# Request
Copy out each line of the listing that has the word "Stimulation" in it.

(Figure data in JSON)
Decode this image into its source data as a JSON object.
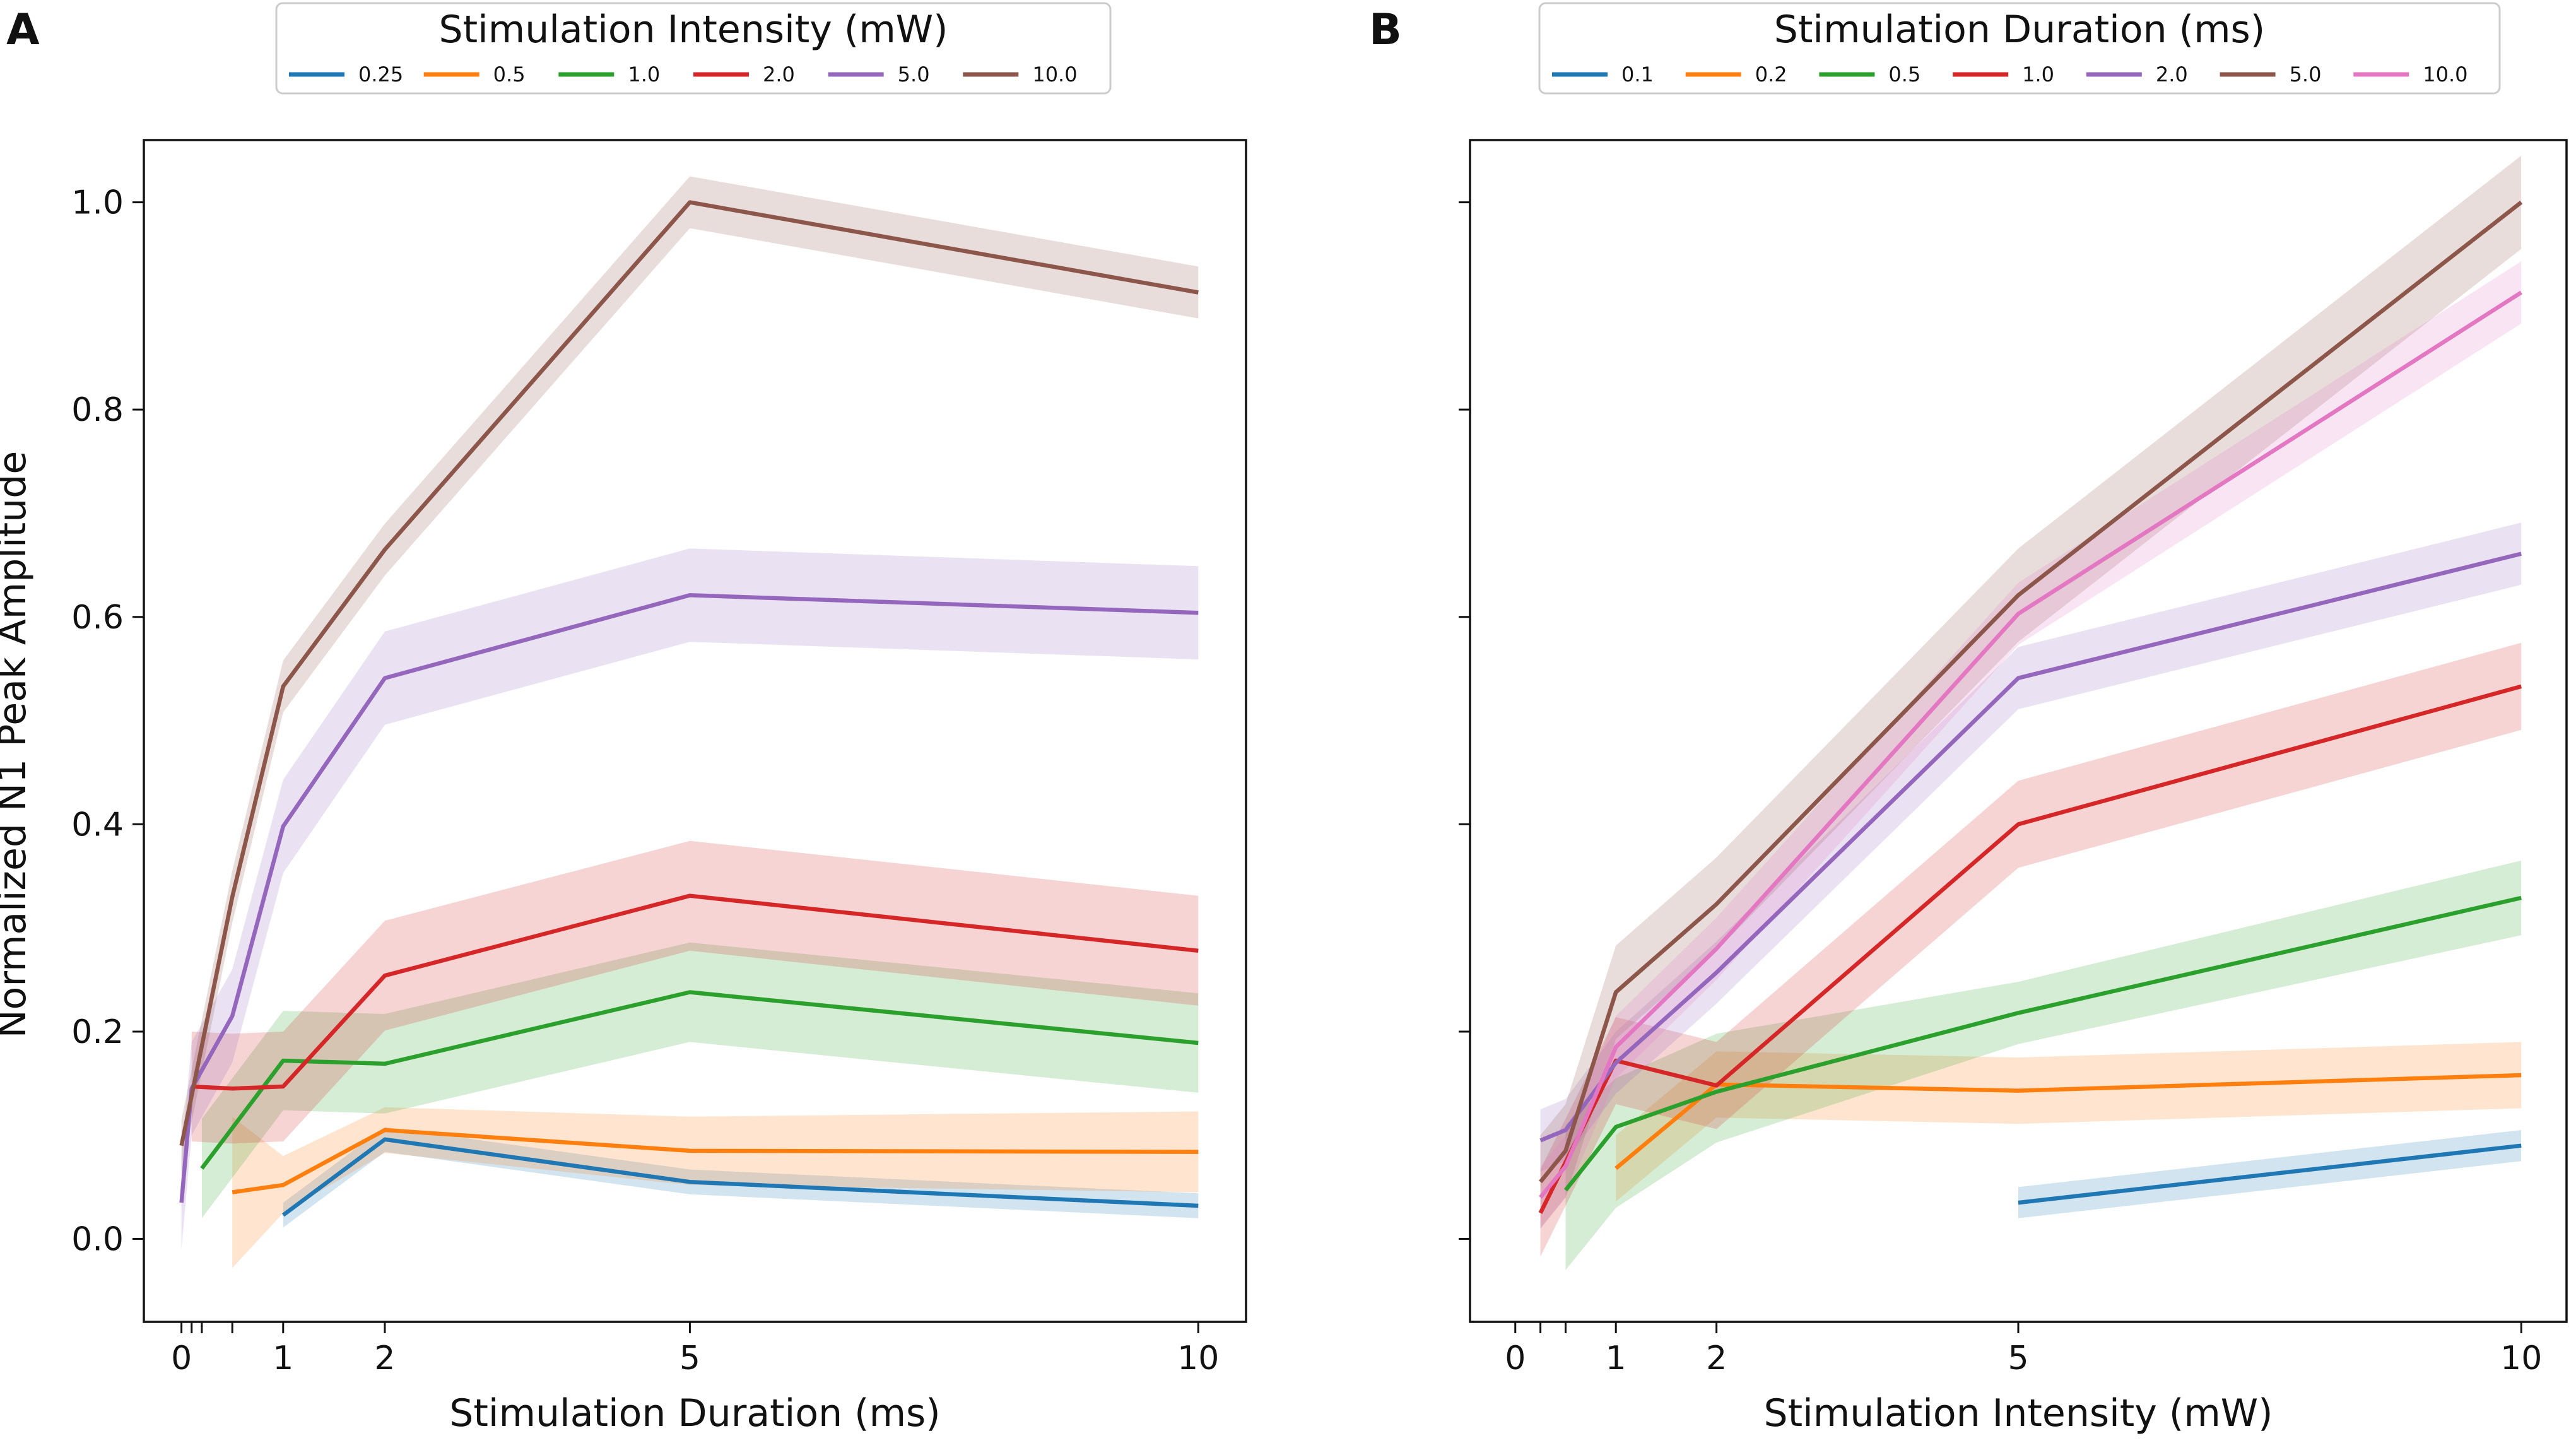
{
  "figure": {
    "shared_ylabel": "Normalized N1 Peak Amplitude"
  },
  "chart_data": [
    {
      "panel_label": "A",
      "type": "line",
      "xlabel": "Stimulation Duration (ms)",
      "ylabel": "Normalized N1 Peak Amplitude",
      "xlim": [
        -0.37,
        10.47
      ],
      "ylim": [
        -0.08,
        1.06
      ],
      "xticks": [
        0,
        0.1,
        0.2,
        0.5,
        1,
        2,
        5,
        10
      ],
      "xtick_labels": [
        "0",
        "",
        "",
        "",
        "1",
        "2",
        "5",
        "10"
      ],
      "yticks": [
        0.0,
        0.2,
        0.4,
        0.6,
        0.8,
        1.0
      ],
      "ytick_labels": [
        "0.0",
        "0.2",
        "0.4",
        "0.6",
        "0.8",
        "1.0"
      ],
      "legend": {
        "title": "Stimulation Intensity (mW)",
        "placement": "top-center",
        "ncol": 7
      },
      "series": [
        {
          "name": "0.25",
          "color": "#1f77b4",
          "x": [
            1,
            2,
            5,
            10
          ],
          "y": [
            0.023,
            0.096,
            0.055,
            0.032
          ],
          "band": 0.012
        },
        {
          "name": "0.5",
          "color": "#ff7f0e",
          "x": [
            0.5,
            1,
            2,
            5,
            10
          ],
          "y": [
            0.045,
            0.052,
            0.105,
            0.085,
            0.084
          ],
          "band_lower": [
            -0.028,
            0.025,
            0.083,
            0.052,
            0.045
          ],
          "band_upper": [
            0.118,
            0.08,
            0.127,
            0.118,
            0.123
          ]
        },
        {
          "name": "1.0",
          "color": "#2ca02c",
          "x": [
            0.2,
            1,
            2,
            5,
            10
          ],
          "y": [
            0.068,
            0.172,
            0.169,
            0.238,
            0.189
          ],
          "band": 0.048
        },
        {
          "name": "2.0",
          "color": "#d62728",
          "x": [
            0.1,
            0.5,
            1,
            2,
            5,
            10
          ],
          "y": [
            0.147,
            0.145,
            0.147,
            0.254,
            0.331,
            0.278
          ],
          "band": 0.053
        },
        {
          "name": "5.0",
          "color": "#9467bd",
          "x": [
            0,
            0.1,
            0.5,
            1,
            2,
            5,
            10
          ],
          "y": [
            0.035,
            0.145,
            0.215,
            0.398,
            0.541,
            0.621,
            0.604
          ],
          "band": 0.045
        },
        {
          "name": "10.0",
          "color": "#8c564b",
          "x": [
            0,
            0.5,
            1,
            2,
            5,
            10
          ],
          "y": [
            0.09,
            0.33,
            0.533,
            0.665,
            1.0,
            0.913
          ],
          "band": 0.025
        }
      ]
    },
    {
      "panel_label": "B",
      "type": "line",
      "xlabel": "Stimulation Intensity (mW)",
      "ylabel": "",
      "xlim": [
        -0.45,
        10.45
      ],
      "ylim": [
        -0.08,
        1.06
      ],
      "xticks": [
        0,
        0.25,
        0.5,
        1,
        2,
        5,
        10
      ],
      "xtick_labels": [
        "0",
        "",
        "",
        "1",
        "2",
        "5",
        "10"
      ],
      "yticks": [
        0.0,
        0.2,
        0.4,
        0.6,
        0.8,
        1.0
      ],
      "ytick_labels": [
        "",
        "",
        "",
        "",
        "",
        ""
      ],
      "legend": {
        "title": "Stimulation Duration (ms)",
        "placement": "top-center",
        "ncol": 7
      },
      "series": [
        {
          "name": "0.1",
          "color": "#1f77b4",
          "x": [
            5,
            10
          ],
          "y": [
            0.035,
            0.09
          ],
          "band": 0.015
        },
        {
          "name": "0.2",
          "color": "#ff7f0e",
          "x": [
            1,
            2,
            5,
            10
          ],
          "y": [
            0.068,
            0.149,
            0.143,
            0.158
          ],
          "band": 0.032
        },
        {
          "name": "0.5",
          "color": "#2ca02c",
          "x": [
            0.5,
            1,
            2,
            5,
            10
          ],
          "y": [
            0.047,
            0.108,
            0.142,
            0.218,
            0.329
          ],
          "band_lower": [
            -0.03,
            0.03,
            0.093,
            0.188,
            0.293
          ],
          "band_upper": [
            0.11,
            0.155,
            0.198,
            0.248,
            0.365
          ]
        },
        {
          "name": "1.0",
          "color": "#d62728",
          "x": [
            0.25,
            1,
            2,
            5,
            10
          ],
          "y": [
            0.025,
            0.172,
            0.148,
            0.4,
            0.533
          ],
          "band": 0.042
        },
        {
          "name": "2.0",
          "color": "#9467bd",
          "x": [
            0.25,
            0.5,
            1,
            2,
            5,
            10
          ],
          "y": [
            0.095,
            0.105,
            0.17,
            0.257,
            0.541,
            0.661
          ],
          "band": 0.03
        },
        {
          "name": "5.0",
          "color": "#8c564b",
          "x": [
            0.25,
            0.5,
            1,
            2,
            5,
            10
          ],
          "y": [
            0.055,
            0.085,
            0.238,
            0.323,
            0.621,
            1.0
          ],
          "band": 0.045
        },
        {
          "name": "10.0",
          "color": "#e377c2",
          "x": [
            0.25,
            0.5,
            1,
            2,
            5,
            10
          ],
          "y": [
            0.04,
            0.07,
            0.185,
            0.28,
            0.603,
            0.913
          ],
          "band": 0.03
        }
      ]
    }
  ]
}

# Output of the exercise
      "xlabel": "Stimulation Duration (ms)",
        "title": "Stimulation Intensity (mW)",
      "xlabel": "Stimulation Intensity (mW)",
        "title": "Stimulation Duration (ms)",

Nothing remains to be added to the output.